**Given request**
Copy out all the data, word for word.

**Record excerpts**
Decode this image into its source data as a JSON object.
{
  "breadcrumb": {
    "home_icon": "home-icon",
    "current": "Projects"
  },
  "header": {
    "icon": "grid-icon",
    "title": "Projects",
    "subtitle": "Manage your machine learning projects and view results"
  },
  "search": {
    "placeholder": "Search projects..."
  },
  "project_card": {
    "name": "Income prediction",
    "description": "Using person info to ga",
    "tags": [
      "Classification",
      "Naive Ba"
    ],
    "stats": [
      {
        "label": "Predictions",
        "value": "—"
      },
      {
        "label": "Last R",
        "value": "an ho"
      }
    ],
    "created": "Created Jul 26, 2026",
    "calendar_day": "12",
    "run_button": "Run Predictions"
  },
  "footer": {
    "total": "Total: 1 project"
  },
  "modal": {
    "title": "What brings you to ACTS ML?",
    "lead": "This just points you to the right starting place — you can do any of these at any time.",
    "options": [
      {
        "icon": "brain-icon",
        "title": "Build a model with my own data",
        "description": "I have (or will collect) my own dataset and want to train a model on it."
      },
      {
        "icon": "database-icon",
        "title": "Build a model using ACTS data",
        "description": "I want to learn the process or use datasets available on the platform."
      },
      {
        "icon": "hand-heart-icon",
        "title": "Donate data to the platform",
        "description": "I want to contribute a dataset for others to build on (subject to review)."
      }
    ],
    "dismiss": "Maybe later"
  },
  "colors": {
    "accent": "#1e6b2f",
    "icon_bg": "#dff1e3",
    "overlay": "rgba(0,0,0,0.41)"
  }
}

**Written response**
Decode this image into its source data as a JSON object.
{
  "breadcrumb": {
    "home_icon": "home-icon",
    "current": "Projects"
  },
  "header": {
    "icon": "grid-icon",
    "title": "Projects",
    "subtitle": "Manage your machine learning projects and view results"
  },
  "search": {
    "placeholder": "Search projects..."
  },
  "project_card": {
    "name": "Income prediction",
    "description": "Using person info to ga",
    "tags": [
      "Classification",
      "Naive Ba"
    ],
    "stats": [
      {
        "label": "Predictions",
        "value": "—"
      },
      {
        "label": "Last R",
        "value": "an ho"
      }
    ],
    "created": "Created Jul 26, 2026",
    "calendar_day": "12",
    "run_button": "Run Predictions"
  },
  "footer": {
    "total": "Total: 1 project"
  },
  "modal": {
    "title": "What brings you to ACTS ML?",
    "lead": "This just points you to the right starting place — you can do any of these at any time.",
    "options": [
      {
        "icon": "brain-icon",
        "title": "Build a model with my own data",
        "description": "I have (or will collect) my own dataset and want to train a model on it."
      },
      {
        "icon": "database-icon",
        "title": "Build a model using ACTS data",
        "description": "I want to learn the process or use datasets available on the platform."
      },
      {
        "icon": "hand-heart-icon",
        "title": "Donate data to the platform",
        "description": "I want to contribute a dataset for others to build on (subject to review)."
      }
    ],
    "dismiss": "Maybe later"
  },
  "colors": {
    "accent": "#1e6b2f",
    "icon_bg": "#dff1e3",
    "overlay": "rgba(0,0,0,0.41)"
  }
}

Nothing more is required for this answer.